■ Requirement: Copy all lines that contain the word "Policy".

■ Available records:
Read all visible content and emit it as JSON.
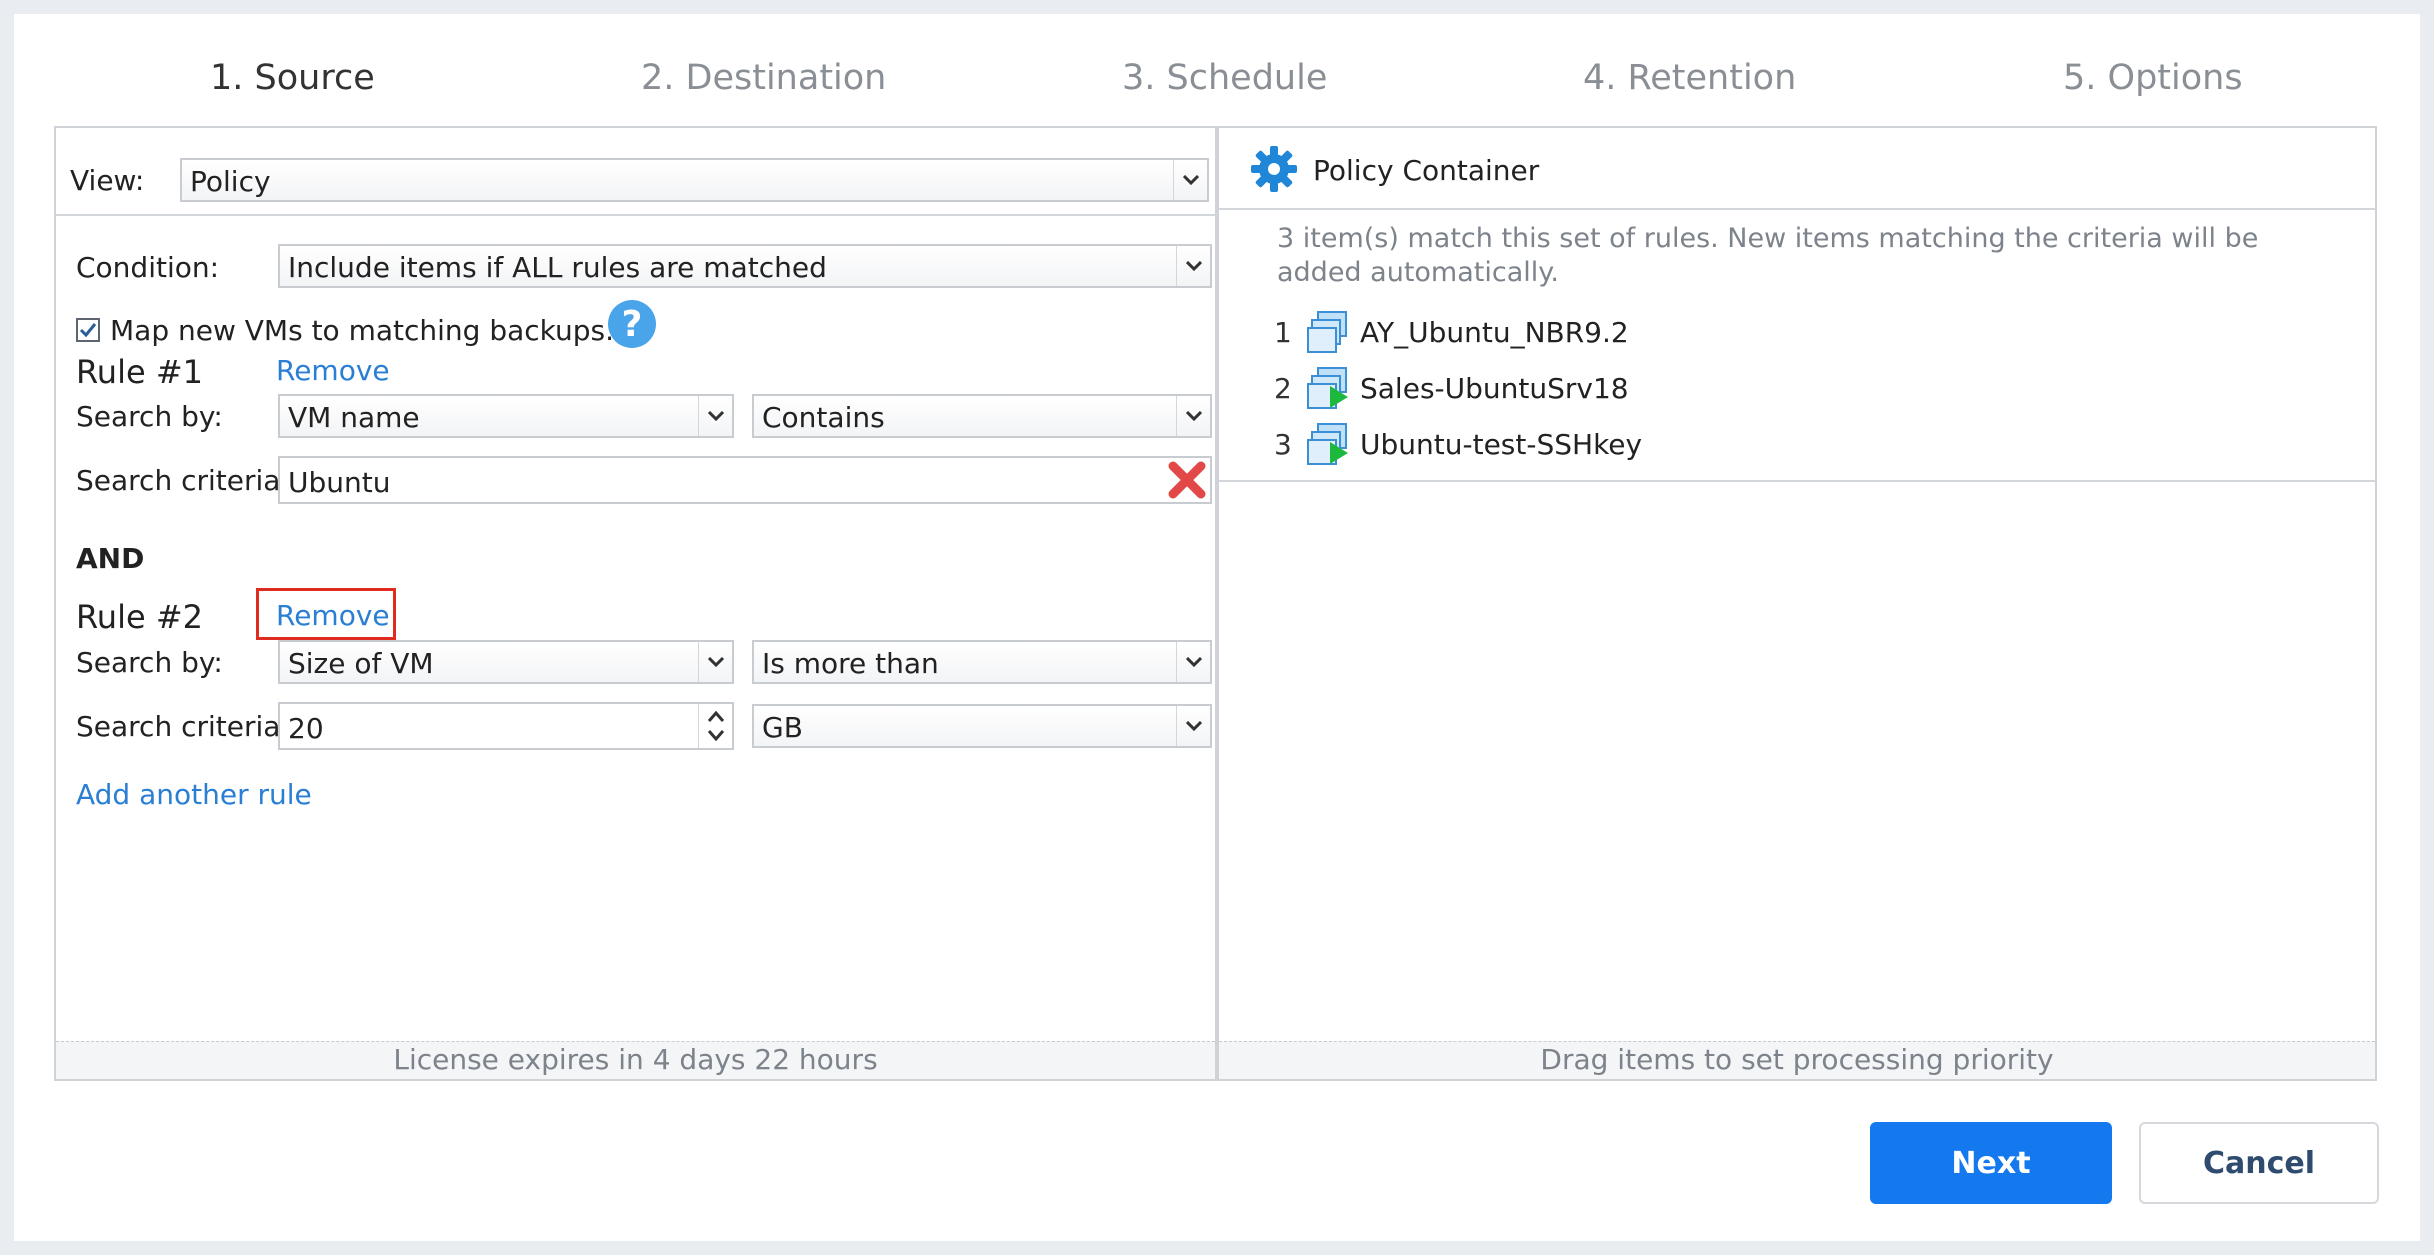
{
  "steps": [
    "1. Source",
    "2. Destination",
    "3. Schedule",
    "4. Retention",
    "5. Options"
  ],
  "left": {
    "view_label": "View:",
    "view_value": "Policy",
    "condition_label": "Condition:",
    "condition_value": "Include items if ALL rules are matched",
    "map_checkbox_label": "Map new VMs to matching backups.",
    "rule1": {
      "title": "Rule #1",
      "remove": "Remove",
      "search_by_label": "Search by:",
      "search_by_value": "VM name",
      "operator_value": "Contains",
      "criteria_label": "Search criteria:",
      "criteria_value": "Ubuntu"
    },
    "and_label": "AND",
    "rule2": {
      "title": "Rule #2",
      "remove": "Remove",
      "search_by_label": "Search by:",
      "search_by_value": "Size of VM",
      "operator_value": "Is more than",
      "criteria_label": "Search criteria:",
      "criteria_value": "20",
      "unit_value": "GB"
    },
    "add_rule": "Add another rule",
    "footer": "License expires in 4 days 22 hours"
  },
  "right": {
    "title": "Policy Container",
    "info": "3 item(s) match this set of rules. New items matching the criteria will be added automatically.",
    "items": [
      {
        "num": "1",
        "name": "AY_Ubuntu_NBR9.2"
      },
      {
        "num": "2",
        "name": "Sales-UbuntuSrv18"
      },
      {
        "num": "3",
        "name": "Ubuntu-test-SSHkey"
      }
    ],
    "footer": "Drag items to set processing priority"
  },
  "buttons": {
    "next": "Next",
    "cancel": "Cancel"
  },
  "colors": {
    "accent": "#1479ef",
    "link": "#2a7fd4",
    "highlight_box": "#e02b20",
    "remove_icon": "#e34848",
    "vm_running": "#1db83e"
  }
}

■ Exercise result:
    "view_value": "Policy",
    "title": "Policy Container",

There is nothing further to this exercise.